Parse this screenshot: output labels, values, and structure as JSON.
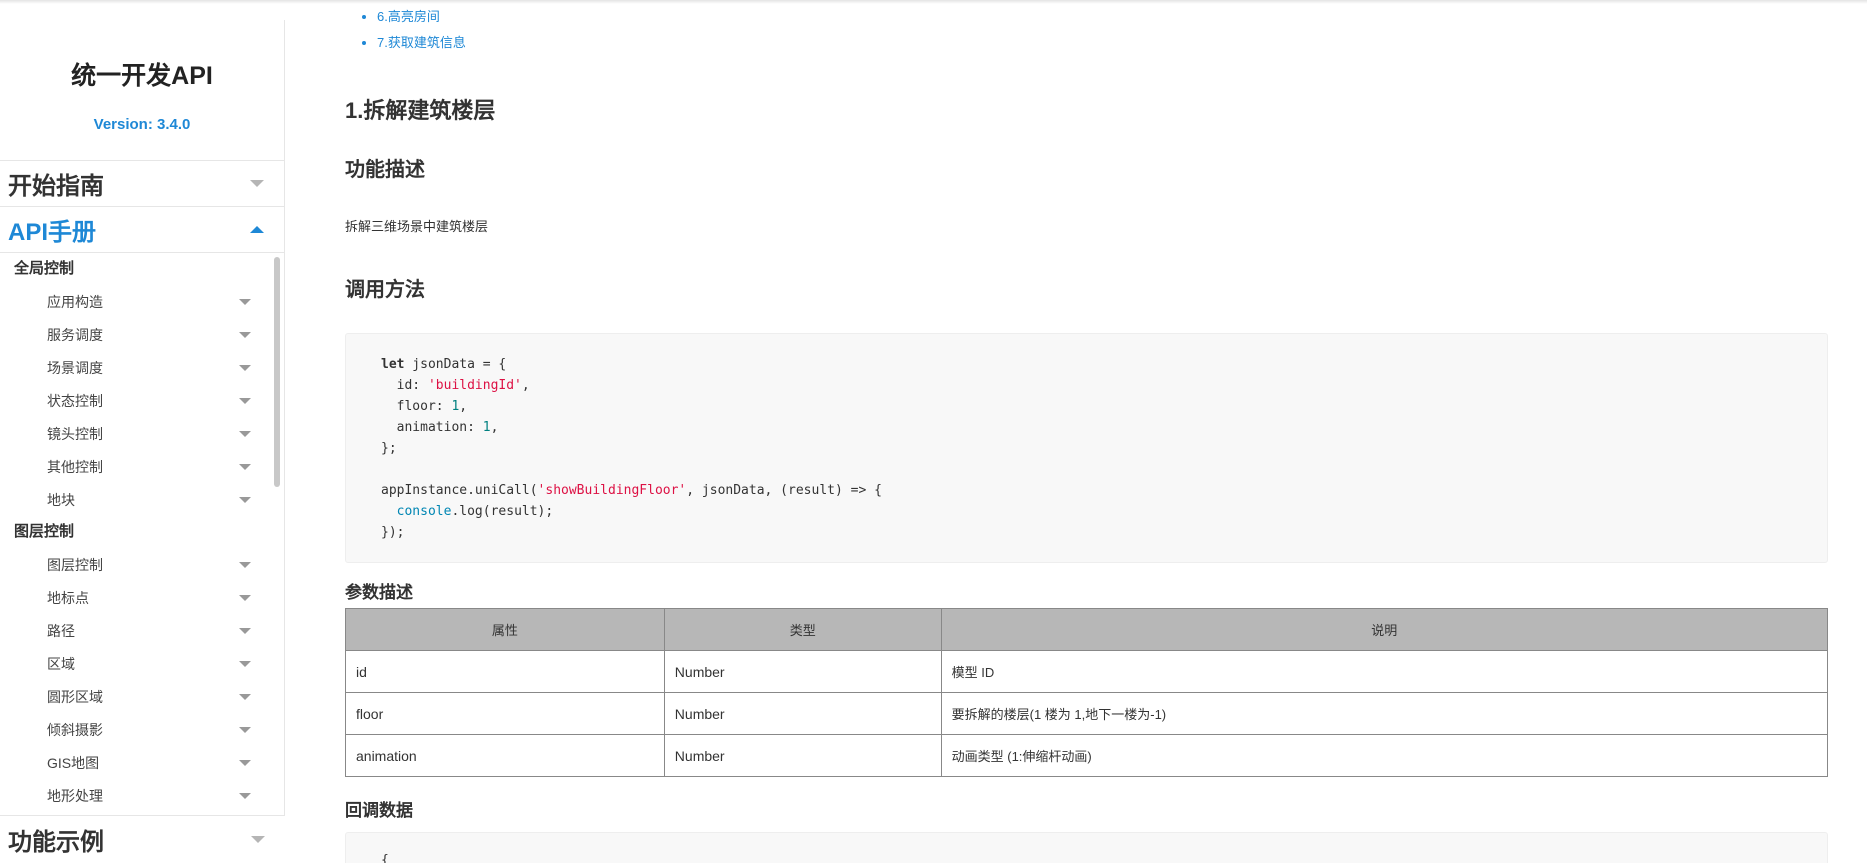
{
  "sidebar": {
    "title": "统一开发API",
    "version": "Version: 3.4.0",
    "sections": {
      "start": "开始指南",
      "api": "API手册",
      "examples": "功能示例"
    },
    "groups": [
      {
        "title": "全局控制",
        "items": [
          "应用构造",
          "服务调度",
          "场景调度",
          "状态控制",
          "镜头控制",
          "其他控制",
          "地块"
        ]
      },
      {
        "title": "图层控制",
        "items": [
          "图层控制",
          "地标点",
          "路径",
          "区域",
          "圆形区域",
          "倾斜摄影",
          "GIS地图",
          "地形处理"
        ]
      }
    ]
  },
  "main": {
    "toc": [
      "6.高亮房间",
      "7.获取建筑信息"
    ],
    "section_title": "1.拆解建筑楼层",
    "func_desc_title": "功能描述",
    "func_desc_text": "拆解三维场景中建筑楼层",
    "call_title": "调用方法",
    "code": {
      "l1_kw": "let",
      "l1_rest": " jsonData = {",
      "l2_key": "  id: ",
      "l2_val": "'buildingId'",
      "l2_end": ",",
      "l3_key": "  floor: ",
      "l3_val": "1",
      "l3_end": ",",
      "l4_key": "  animation: ",
      "l4_val": "1",
      "l4_end": ",",
      "l5": "};",
      "l7_pre": "appInstance.uniCall(",
      "l7_str": "'showBuildingFloor'",
      "l7_post": ", jsonData, (result) => {",
      "l8_pre": "  ",
      "l8_fn": "console",
      "l8_post": ".log(result);",
      "l9": "});"
    },
    "params_title": "参数描述",
    "params_table": {
      "headers": [
        "属性",
        "类型",
        "说明"
      ],
      "rows": [
        [
          "id",
          "Number",
          "模型 ID"
        ],
        [
          "floor",
          "Number",
          "要拆解的楼层(1 楼为 1,地下一楼为-1)"
        ],
        [
          "animation",
          "Number",
          "动画类型 (1:伸缩杆动画)"
        ]
      ]
    },
    "callback_title": "回调数据",
    "callback_code_first": "{"
  },
  "colors": {
    "accent": "#1e88d6",
    "table_header": "#b7b7b7",
    "code_bg": "#f8f8f8",
    "string": "#dd1144",
    "number": "#008080"
  }
}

» **TASK GOAL**: Every line is to be duplicated exactly, though pictures stay out.

» **RESULT**:
Parse this screenshot: output labels, values, and structure as JSON.
{
  "sidebar": {
    "title": "统一开发API",
    "version": "Version: 3.4.0",
    "sections": {
      "start": "开始指南",
      "api": "API手册",
      "examples": "功能示例"
    },
    "groups": [
      {
        "title": "全局控制",
        "items": [
          "应用构造",
          "服务调度",
          "场景调度",
          "状态控制",
          "镜头控制",
          "其他控制",
          "地块"
        ]
      },
      {
        "title": "图层控制",
        "items": [
          "图层控制",
          "地标点",
          "路径",
          "区域",
          "圆形区域",
          "倾斜摄影",
          "GIS地图",
          "地形处理"
        ]
      }
    ]
  },
  "main": {
    "toc": [
      "6.高亮房间",
      "7.获取建筑信息"
    ],
    "section_title": "1.拆解建筑楼层",
    "func_desc_title": "功能描述",
    "func_desc_text": "拆解三维场景中建筑楼层",
    "call_title": "调用方法",
    "code": {
      "l1_kw": "let",
      "l1_rest": " jsonData = {",
      "l2_key": "  id: ",
      "l2_val": "'buildingId'",
      "l2_end": ",",
      "l3_key": "  floor: ",
      "l3_val": "1",
      "l3_end": ",",
      "l4_key": "  animation: ",
      "l4_val": "1",
      "l4_end": ",",
      "l5": "};",
      "l7_pre": "appInstance.uniCall(",
      "l7_str": "'showBuildingFloor'",
      "l7_post": ", jsonData, (result) => {",
      "l8_pre": "  ",
      "l8_fn": "console",
      "l8_post": ".log(result);",
      "l9": "});"
    },
    "params_title": "参数描述",
    "params_table": {
      "headers": [
        "属性",
        "类型",
        "说明"
      ],
      "rows": [
        [
          "id",
          "Number",
          "模型 ID"
        ],
        [
          "floor",
          "Number",
          "要拆解的楼层(1 楼为 1,地下一楼为-1)"
        ],
        [
          "animation",
          "Number",
          "动画类型 (1:伸缩杆动画)"
        ]
      ]
    },
    "callback_title": "回调数据",
    "callback_code_first": "{"
  },
  "colors": {
    "accent": "#1e88d6",
    "table_header": "#b7b7b7",
    "code_bg": "#f8f8f8",
    "string": "#dd1144",
    "number": "#008080"
  }
}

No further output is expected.